WRITTEN PROBLEM 1
Rewrite the entries, beginning at their first line and stopping after the line that contains "List all visible", with "pixel coordinates" replaced by "box coordinates" and all else unchanged. Omit the pictures from your version.

TEXT EXTRACT
## start

Golden Dragon Fantasy Gamebooks
Golden Dragon Fantasy Gamebooks Box Set (Collection)
Le Seigneur de l'ombre (French)
Shadou toride no maou [シャドー砦の魔王] (Japanese)
Il signore dell'ombra (Italian)
Skyggernes hersker (Danish)
El torreon de las tinieblas (Spanish)
Warhola, James (American cover)
Hartas, Leo (interior)
February 14, 1985 (original)
May, 1986 (American edition)
August 11, 2013
0425088618 / 9780425088616
0583307604 / 9780583307604 (original)
1491021411 / 9781491021415
|User Summary:||While the king was away on a crusade, the provisional ruler was turned into a vampire and enslaved by the evil wizard Arkayn Darkrobe. Weakened by Darkrobe's sorcery, the king turns to you for help. Can you reach the wizard's castle, brave its many dangers and slay him?|
On the surface, Lord of Shadow Keep isn't much to write home about. The set-up is rather weak--we're in a kingdom called Lalassa. Lalassa?? The villain is Arkayn Darkrobe. Come on. There's also something about an undead usurper to the throne who'll crumble to dust at the instant of Darkrobe's death. All of which has practically nothing to do with events in the book itself. One gets the feeling the writer was trying a little too hard to be epic.
Things get a little better once the actual adventure starts and we can start forgetting about the overwrought story. The general tone of things is dark and spooky, at which it succeeds decently well, but this is certainly not the next Beneath Nightmare Castle. Ultimately though, the book only manages to hit "acceptable" as quality goes. Most of the adventure involves bopping around a castle collecting a series of bizarre items and sometimes using a random item to resolve a problem. There's little rhyme or reason to any of it.

## end

GIVEN ENTRIES
## start

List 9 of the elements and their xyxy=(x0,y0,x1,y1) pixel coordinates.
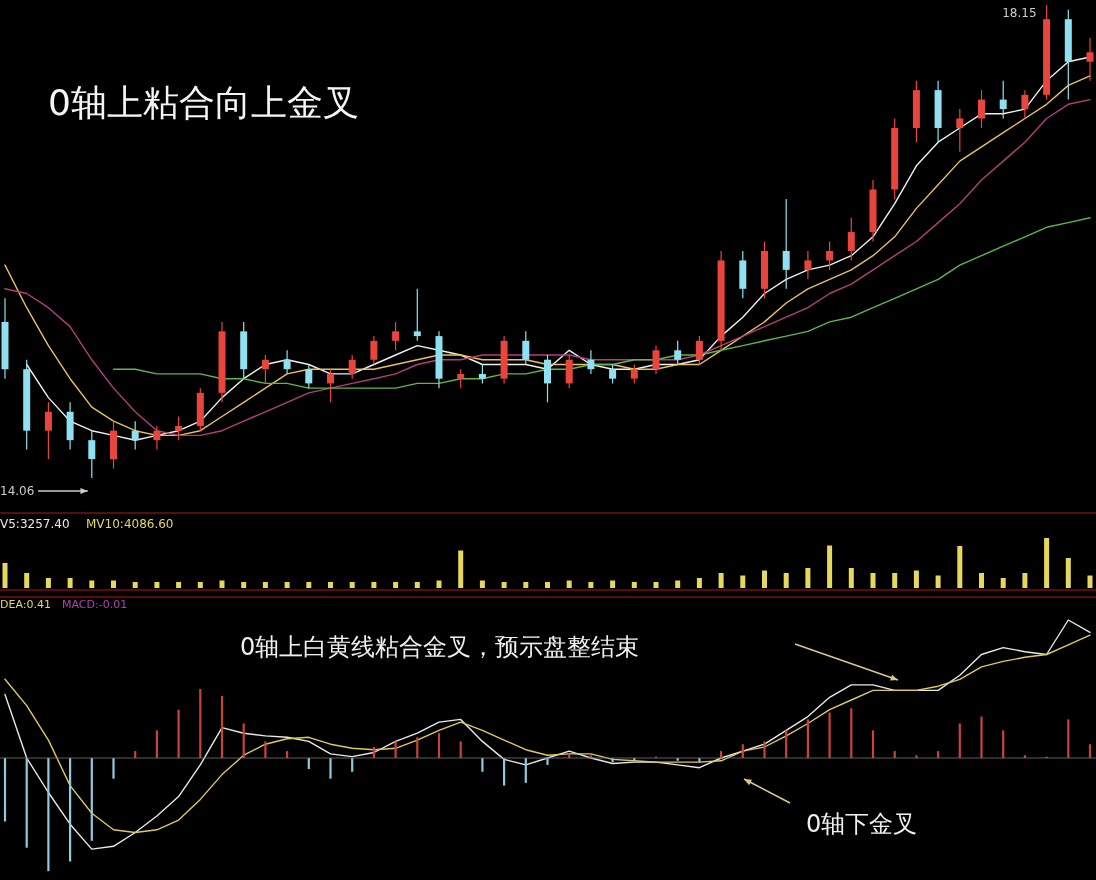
text: V5:3257.40 xyxy=(0,517,70,531)
annotation: 18.15 xyxy=(1002,6,1037,20)
text: MACD:-0.01 xyxy=(62,598,128,611)
text: MV10:4086.60 xyxy=(86,517,174,531)
text: 14.06 xyxy=(0,484,35,498)
text: DEA:0.41 xyxy=(0,598,51,611)
text: 0轴上粘合向上金叉 xyxy=(48,82,359,123)
annotation: 0轴上白黄线粘合金叉，预示盘整结束 xyxy=(240,633,640,661)
annotation: 0轴下金叉 xyxy=(806,810,918,838)
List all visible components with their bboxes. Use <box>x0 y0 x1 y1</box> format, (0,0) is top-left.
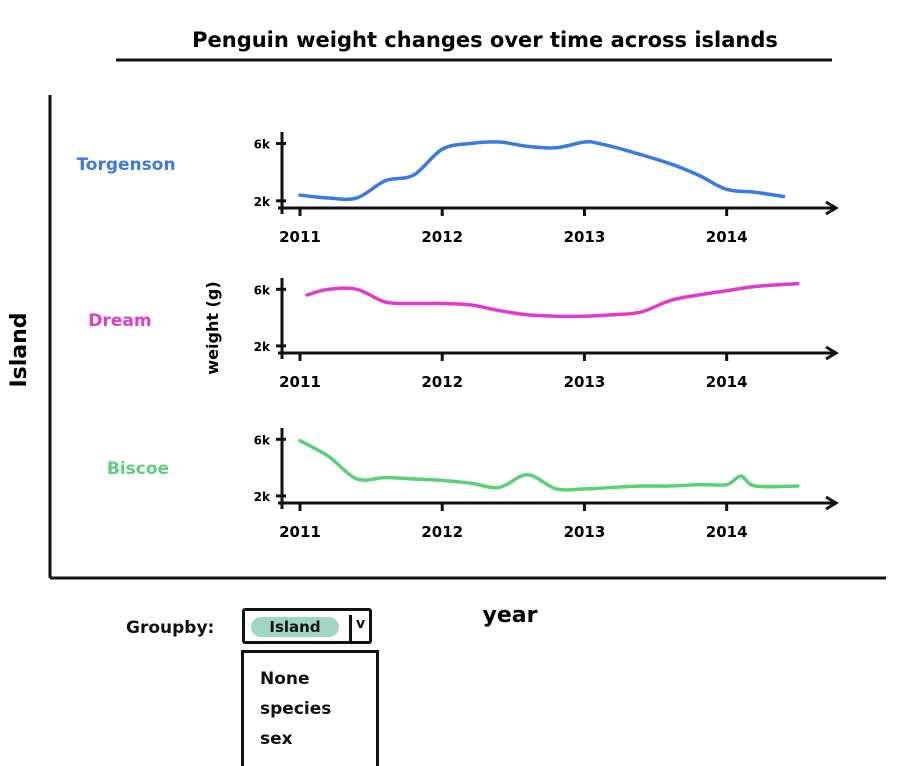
x-tick-label: 2013 <box>564 523 606 541</box>
groupby-control: Groupby: Island v <box>126 606 386 646</box>
x-axis-arrow <box>825 200 839 216</box>
panel-torgenson: Torgenson 6k 2k 2011 2012 2013 2014 <box>76 132 839 246</box>
series-label-torgenson: Torgenson <box>76 155 175 175</box>
panel-biscoe: Biscoe 6k 2k 2011 2012 2013 2014 <box>107 428 839 541</box>
x-tick-label: 2013 <box>564 373 606 391</box>
y-tick-label: 6k <box>254 433 271 447</box>
x-tick-label: 2014 <box>706 523 748 541</box>
series-label-dream: Dream <box>88 311 151 331</box>
series-line-torgenson <box>298 140 786 202</box>
groupby-option-species[interactable]: species <box>260 699 332 719</box>
y-tick-label: 6k <box>254 283 271 297</box>
panel-dream: Dream 6k 2k 2011 2012 2013 2014 <box>88 278 839 391</box>
x-axis-arrow <box>825 345 839 361</box>
x-tick-label: 2011 <box>279 228 321 246</box>
groupby-select[interactable]: Island v <box>242 608 372 644</box>
groupby-label: Groupby: <box>126 618 215 638</box>
groupby-option-none[interactable]: None <box>260 669 310 689</box>
groupby-option-sex[interactable]: sex <box>260 729 293 749</box>
chart-title: Penguin weight changes over time across … <box>192 28 778 52</box>
y-tick-label: 2k <box>254 195 271 209</box>
series-label-biscoe: Biscoe <box>107 459 169 479</box>
groupby-selected-value: Island <box>251 617 339 637</box>
x-axis-arrow <box>825 495 839 511</box>
groupby-divider <box>349 615 352 641</box>
series-line-dream <box>305 281 800 319</box>
x-tick-label: 2011 <box>279 373 321 391</box>
y-tick-label: 2k <box>254 340 271 354</box>
series-line-biscoe <box>298 438 800 492</box>
x-tick-label: 2011 <box>279 523 321 541</box>
x-tick-label: 2014 <box>706 228 748 246</box>
x-tick-label: 2012 <box>421 523 463 541</box>
y-tick-label: 6k <box>254 137 271 151</box>
groupby-dropdown-menu: None species sex <box>241 650 379 766</box>
chevron-down-icon[interactable]: v <box>356 616 366 632</box>
x-tick-label: 2012 <box>421 373 463 391</box>
x-tick-label: 2014 <box>706 373 748 391</box>
y-axis-label: weight (g) <box>203 281 222 374</box>
group-axis-label: Island <box>7 312 32 387</box>
y-tick-label: 2k <box>254 490 271 504</box>
x-tick-label: 2013 <box>564 228 606 246</box>
x-tick-label: 2012 <box>421 228 463 246</box>
x-axis-label: year <box>483 603 538 628</box>
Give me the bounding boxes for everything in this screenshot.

## end

WRITTEN PROBLEM 2
Reproduce the entire gamebook text word for word.

EXPECTED ANSWER 1
List 9 of the elements and their xyxy=(x0,y0,x1,y1) box coordinates.
text: V5:3257.40 xyxy=(0,517,70,531)
annotation: 18.15 xyxy=(1002,6,1037,20)
text: MACD:-0.01 xyxy=(62,598,128,611)
text: MV10:4086.60 xyxy=(86,517,174,531)
text: 14.06 xyxy=(0,484,35,498)
text: DEA:0.41 xyxy=(0,598,51,611)
text: 0轴上粘合向上金叉 xyxy=(48,82,359,123)
annotation: 0轴上白黄线粘合金叉，预示盘整结束 xyxy=(240,633,640,661)
annotation: 0轴下金叉 xyxy=(806,810,918,838)
List all visible components with their bboxes. Use <box>x0 y0 x1 y1</box> format, (0,0) is top-left.

EXPECTED ANSWER 2
Golden Dragon Fantasy Gamebooks
Golden Dragon Fantasy Gamebooks Box Set (Collection)
Le Seigneur de l'ombre (French)
Shadou toride no maou [シャドー砦の魔王] (Japanese)
Il signore dell'ombra (Italian)
Skyggernes hersker (Danish)
El torreon de las tinieblas (Spanish)
Warhola, James (American cover)
Hartas, Leo (interior)
February 14, 1985 (original)
May, 1986 (American edition)
August 11, 2013
0425088618 / 9780425088616
0583307604 / 9780583307604 (original)
1491021411 / 9781491021415
|User Summary:||While the king was away on a crusade, the provisional ruler was turned into a vampire and enslaved by the evil wizard Arkayn Darkrobe. Weakened by Darkrobe's sorcery, the king turns to you for help. Can you reach the wizard's castle, brave its many dangers and slay him?|
On the surface, Lord of Shadow Keep isn't much to write home about. The set-up is rather weak--we're in a kingdom called Lalassa. Lalassa?? The villain is Arkayn Darkrobe. Come on. There's also something about an undead usurper to the throne who'll crumble to dust at the instant of Darkrobe's death. All of which has practically nothing to do with events in the book itself. One gets the feeling the writer was trying a little too hard to be epic.
Things get a little better once the actual adventure starts and we can start forgetting about the overwrought story. The general tone of things is dark and spooky, at which it succeeds decently well, but this is certainly not the next Beneath Nightmare Castle. Ultimately though, the book only manages to hit "acceptable" as quality goes. Most of the adventure involves bopping around a castle collecting a series of bizarre items and sometimes using a random item to resolve a problem. There's little rhyme or reason to any of it.